(Collected data entries)
▬▬▬▬▬▬
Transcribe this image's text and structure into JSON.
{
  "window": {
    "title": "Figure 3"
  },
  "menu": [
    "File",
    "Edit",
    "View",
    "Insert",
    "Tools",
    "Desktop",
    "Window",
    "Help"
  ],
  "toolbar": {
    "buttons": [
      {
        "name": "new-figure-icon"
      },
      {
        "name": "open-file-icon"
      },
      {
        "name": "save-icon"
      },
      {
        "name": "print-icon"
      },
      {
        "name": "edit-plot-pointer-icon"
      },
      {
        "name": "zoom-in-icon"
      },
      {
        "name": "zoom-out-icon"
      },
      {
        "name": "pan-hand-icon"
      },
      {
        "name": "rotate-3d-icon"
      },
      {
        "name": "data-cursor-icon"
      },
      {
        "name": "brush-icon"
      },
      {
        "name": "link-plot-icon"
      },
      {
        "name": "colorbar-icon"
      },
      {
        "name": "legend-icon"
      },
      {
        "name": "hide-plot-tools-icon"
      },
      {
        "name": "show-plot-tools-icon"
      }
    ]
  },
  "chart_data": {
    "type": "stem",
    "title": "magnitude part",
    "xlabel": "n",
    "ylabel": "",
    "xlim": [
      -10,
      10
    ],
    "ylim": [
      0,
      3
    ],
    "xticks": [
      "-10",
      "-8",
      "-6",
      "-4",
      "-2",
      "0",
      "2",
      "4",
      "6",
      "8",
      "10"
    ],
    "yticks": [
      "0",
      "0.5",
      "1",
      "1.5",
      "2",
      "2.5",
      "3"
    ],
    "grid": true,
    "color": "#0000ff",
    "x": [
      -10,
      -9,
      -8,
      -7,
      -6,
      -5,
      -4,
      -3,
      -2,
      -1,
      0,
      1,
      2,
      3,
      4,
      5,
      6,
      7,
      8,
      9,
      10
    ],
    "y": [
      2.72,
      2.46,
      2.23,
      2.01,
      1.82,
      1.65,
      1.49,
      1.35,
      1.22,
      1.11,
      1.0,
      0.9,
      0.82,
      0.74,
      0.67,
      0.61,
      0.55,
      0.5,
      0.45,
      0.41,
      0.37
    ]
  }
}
▬▬▬▬▬▬
Set problem>
Repeat all of the entries exactly.

Written solution>
Transcribe this image's text and structure into JSON.
{
  "window": {
    "title": "Figure 3"
  },
  "menu": [
    "File",
    "Edit",
    "View",
    "Insert",
    "Tools",
    "Desktop",
    "Window",
    "Help"
  ],
  "toolbar": {
    "buttons": [
      {
        "name": "new-figure-icon"
      },
      {
        "name": "open-file-icon"
      },
      {
        "name": "save-icon"
      },
      {
        "name": "print-icon"
      },
      {
        "name": "edit-plot-pointer-icon"
      },
      {
        "name": "zoom-in-icon"
      },
      {
        "name": "zoom-out-icon"
      },
      {
        "name": "pan-hand-icon"
      },
      {
        "name": "rotate-3d-icon"
      },
      {
        "name": "data-cursor-icon"
      },
      {
        "name": "brush-icon"
      },
      {
        "name": "link-plot-icon"
      },
      {
        "name": "colorbar-icon"
      },
      {
        "name": "legend-icon"
      },
      {
        "name": "hide-plot-tools-icon"
      },
      {
        "name": "show-plot-tools-icon"
      }
    ]
  },
  "chart_data": {
    "type": "stem",
    "title": "magnitude part",
    "xlabel": "n",
    "ylabel": "",
    "xlim": [
      -10,
      10
    ],
    "ylim": [
      0,
      3
    ],
    "xticks": [
      "-10",
      "-8",
      "-6",
      "-4",
      "-2",
      "0",
      "2",
      "4",
      "6",
      "8",
      "10"
    ],
    "yticks": [
      "0",
      "0.5",
      "1",
      "1.5",
      "2",
      "2.5",
      "3"
    ],
    "grid": true,
    "color": "#0000ff",
    "x": [
      -10,
      -9,
      -8,
      -7,
      -6,
      -5,
      -4,
      -3,
      -2,
      -1,
      0,
      1,
      2,
      3,
      4,
      5,
      6,
      7,
      8,
      9,
      10
    ],
    "y": [
      2.72,
      2.46,
      2.23,
      2.01,
      1.82,
      1.65,
      1.49,
      1.35,
      1.22,
      1.11,
      1.0,
      0.9,
      0.82,
      0.74,
      0.67,
      0.61,
      0.55,
      0.5,
      0.45,
      0.41,
      0.37
    ]
  }
}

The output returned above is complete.